• [Task to complete]:
Reproduce the material verbatim, starting at its first line and ending with the line that contains "triangle-edit-icon: [28, 191, 54, 206]", with both of those lines included.

==== Input material

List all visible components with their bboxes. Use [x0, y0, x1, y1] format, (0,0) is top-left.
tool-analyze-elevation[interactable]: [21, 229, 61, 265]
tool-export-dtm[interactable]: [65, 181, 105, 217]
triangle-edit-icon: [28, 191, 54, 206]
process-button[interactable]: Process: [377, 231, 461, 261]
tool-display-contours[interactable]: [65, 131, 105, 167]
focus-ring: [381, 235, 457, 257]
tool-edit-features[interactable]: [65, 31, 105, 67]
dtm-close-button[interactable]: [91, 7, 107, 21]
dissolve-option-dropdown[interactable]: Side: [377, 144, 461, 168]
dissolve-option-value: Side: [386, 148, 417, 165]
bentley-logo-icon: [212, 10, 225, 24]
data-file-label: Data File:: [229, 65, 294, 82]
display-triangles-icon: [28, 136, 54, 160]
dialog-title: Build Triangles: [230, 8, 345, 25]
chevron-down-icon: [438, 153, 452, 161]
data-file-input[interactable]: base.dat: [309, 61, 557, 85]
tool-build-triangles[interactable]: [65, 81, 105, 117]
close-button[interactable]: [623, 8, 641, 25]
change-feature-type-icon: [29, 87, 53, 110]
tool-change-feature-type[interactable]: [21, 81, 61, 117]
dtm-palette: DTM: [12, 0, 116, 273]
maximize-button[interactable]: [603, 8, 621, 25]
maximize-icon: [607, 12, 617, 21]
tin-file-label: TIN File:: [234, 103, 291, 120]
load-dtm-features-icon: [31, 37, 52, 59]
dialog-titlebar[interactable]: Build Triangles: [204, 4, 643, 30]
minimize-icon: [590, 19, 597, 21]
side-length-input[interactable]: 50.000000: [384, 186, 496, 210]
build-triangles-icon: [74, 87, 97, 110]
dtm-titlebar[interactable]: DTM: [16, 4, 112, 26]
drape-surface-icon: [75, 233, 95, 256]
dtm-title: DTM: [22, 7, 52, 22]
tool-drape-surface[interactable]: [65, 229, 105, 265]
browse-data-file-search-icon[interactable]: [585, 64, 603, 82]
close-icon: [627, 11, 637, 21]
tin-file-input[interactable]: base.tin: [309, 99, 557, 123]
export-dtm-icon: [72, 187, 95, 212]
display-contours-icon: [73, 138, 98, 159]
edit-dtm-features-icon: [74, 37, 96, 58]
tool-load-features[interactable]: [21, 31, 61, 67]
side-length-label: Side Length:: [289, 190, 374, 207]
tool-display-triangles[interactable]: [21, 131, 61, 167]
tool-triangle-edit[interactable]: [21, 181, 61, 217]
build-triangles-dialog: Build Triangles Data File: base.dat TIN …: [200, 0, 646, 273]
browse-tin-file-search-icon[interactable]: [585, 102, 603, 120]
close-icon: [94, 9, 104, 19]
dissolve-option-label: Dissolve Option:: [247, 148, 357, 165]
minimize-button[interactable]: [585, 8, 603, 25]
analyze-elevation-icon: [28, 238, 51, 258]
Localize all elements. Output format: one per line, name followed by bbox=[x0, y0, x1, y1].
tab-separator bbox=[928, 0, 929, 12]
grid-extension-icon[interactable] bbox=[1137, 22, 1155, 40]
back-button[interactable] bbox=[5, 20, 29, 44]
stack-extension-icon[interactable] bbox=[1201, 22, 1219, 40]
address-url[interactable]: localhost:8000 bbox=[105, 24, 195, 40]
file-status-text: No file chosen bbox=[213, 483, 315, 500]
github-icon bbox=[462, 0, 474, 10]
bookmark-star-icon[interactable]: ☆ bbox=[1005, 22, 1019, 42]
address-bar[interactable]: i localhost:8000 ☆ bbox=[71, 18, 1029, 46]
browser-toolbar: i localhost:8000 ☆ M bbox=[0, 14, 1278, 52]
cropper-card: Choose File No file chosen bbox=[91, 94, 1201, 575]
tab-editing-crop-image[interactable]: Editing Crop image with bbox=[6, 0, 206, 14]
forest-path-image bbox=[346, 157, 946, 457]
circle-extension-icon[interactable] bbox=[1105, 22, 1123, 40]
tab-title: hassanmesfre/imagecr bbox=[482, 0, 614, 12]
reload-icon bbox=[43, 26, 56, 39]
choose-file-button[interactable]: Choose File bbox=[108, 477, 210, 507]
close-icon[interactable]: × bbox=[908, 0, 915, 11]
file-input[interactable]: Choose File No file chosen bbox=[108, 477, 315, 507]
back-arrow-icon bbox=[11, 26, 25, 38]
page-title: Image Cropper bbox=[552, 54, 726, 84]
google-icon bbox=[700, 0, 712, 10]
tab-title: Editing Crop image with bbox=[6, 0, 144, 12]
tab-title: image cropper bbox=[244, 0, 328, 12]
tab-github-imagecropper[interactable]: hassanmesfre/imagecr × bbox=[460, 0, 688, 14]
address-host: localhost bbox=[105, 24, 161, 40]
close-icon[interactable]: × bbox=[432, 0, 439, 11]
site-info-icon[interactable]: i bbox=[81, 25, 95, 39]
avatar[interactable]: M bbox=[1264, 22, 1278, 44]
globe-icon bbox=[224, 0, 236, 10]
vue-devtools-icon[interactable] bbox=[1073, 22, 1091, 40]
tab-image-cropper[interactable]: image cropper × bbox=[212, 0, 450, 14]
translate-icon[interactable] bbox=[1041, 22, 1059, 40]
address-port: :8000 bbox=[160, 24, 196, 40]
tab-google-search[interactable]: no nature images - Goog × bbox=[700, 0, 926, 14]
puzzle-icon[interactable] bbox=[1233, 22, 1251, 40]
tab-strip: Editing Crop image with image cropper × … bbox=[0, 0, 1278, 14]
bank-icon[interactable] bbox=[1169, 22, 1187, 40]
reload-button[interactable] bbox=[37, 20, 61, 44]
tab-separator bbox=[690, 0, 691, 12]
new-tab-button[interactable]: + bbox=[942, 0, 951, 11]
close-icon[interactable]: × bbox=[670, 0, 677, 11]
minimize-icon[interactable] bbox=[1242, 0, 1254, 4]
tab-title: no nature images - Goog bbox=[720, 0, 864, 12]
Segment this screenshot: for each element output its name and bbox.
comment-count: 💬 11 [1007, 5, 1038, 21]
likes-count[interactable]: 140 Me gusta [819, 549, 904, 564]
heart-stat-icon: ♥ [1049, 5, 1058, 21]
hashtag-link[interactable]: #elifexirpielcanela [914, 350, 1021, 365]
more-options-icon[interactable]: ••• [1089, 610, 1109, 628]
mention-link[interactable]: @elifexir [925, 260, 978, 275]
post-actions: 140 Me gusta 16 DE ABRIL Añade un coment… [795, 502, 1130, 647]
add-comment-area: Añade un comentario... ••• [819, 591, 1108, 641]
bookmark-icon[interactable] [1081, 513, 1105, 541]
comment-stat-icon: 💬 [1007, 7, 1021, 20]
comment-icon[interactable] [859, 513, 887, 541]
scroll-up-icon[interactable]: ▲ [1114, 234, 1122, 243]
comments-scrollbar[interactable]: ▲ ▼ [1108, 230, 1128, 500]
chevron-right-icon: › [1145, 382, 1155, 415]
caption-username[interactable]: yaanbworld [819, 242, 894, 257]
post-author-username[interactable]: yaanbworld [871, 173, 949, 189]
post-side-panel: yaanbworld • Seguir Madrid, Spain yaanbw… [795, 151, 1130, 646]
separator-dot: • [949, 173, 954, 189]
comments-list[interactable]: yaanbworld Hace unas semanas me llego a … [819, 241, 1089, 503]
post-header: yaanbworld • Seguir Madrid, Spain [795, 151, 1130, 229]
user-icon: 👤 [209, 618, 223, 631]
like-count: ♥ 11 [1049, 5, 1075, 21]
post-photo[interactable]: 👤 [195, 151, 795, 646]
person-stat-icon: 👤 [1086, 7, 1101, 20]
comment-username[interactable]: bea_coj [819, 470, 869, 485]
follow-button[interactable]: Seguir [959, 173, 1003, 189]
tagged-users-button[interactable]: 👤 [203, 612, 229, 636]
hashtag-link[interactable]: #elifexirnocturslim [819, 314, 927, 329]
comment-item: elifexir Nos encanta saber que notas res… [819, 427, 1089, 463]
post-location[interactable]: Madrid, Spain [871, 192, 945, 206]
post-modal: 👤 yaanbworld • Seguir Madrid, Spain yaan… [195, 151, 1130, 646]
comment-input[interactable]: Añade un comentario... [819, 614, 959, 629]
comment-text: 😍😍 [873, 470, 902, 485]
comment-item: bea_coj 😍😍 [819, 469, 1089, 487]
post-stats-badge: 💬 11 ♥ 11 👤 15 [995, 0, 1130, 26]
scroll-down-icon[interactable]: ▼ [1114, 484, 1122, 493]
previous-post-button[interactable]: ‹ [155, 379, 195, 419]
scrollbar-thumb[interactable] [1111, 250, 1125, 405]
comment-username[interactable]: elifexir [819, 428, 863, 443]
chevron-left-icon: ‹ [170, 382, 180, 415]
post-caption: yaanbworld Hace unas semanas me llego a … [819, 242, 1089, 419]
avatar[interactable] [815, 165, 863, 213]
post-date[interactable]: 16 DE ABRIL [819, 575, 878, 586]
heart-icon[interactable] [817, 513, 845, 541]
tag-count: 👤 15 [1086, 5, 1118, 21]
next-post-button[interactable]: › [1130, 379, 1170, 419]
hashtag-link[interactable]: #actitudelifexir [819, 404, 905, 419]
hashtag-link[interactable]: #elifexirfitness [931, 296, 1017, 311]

========

• [Response]:
List all visible components with their bboxes. Use [x0, y0, x1, y1] format, (0,0) is top-left.
tool-analyze-elevation[interactable]: [21, 229, 61, 265]
tool-export-dtm[interactable]: [65, 181, 105, 217]
triangle-edit-icon: [28, 191, 54, 206]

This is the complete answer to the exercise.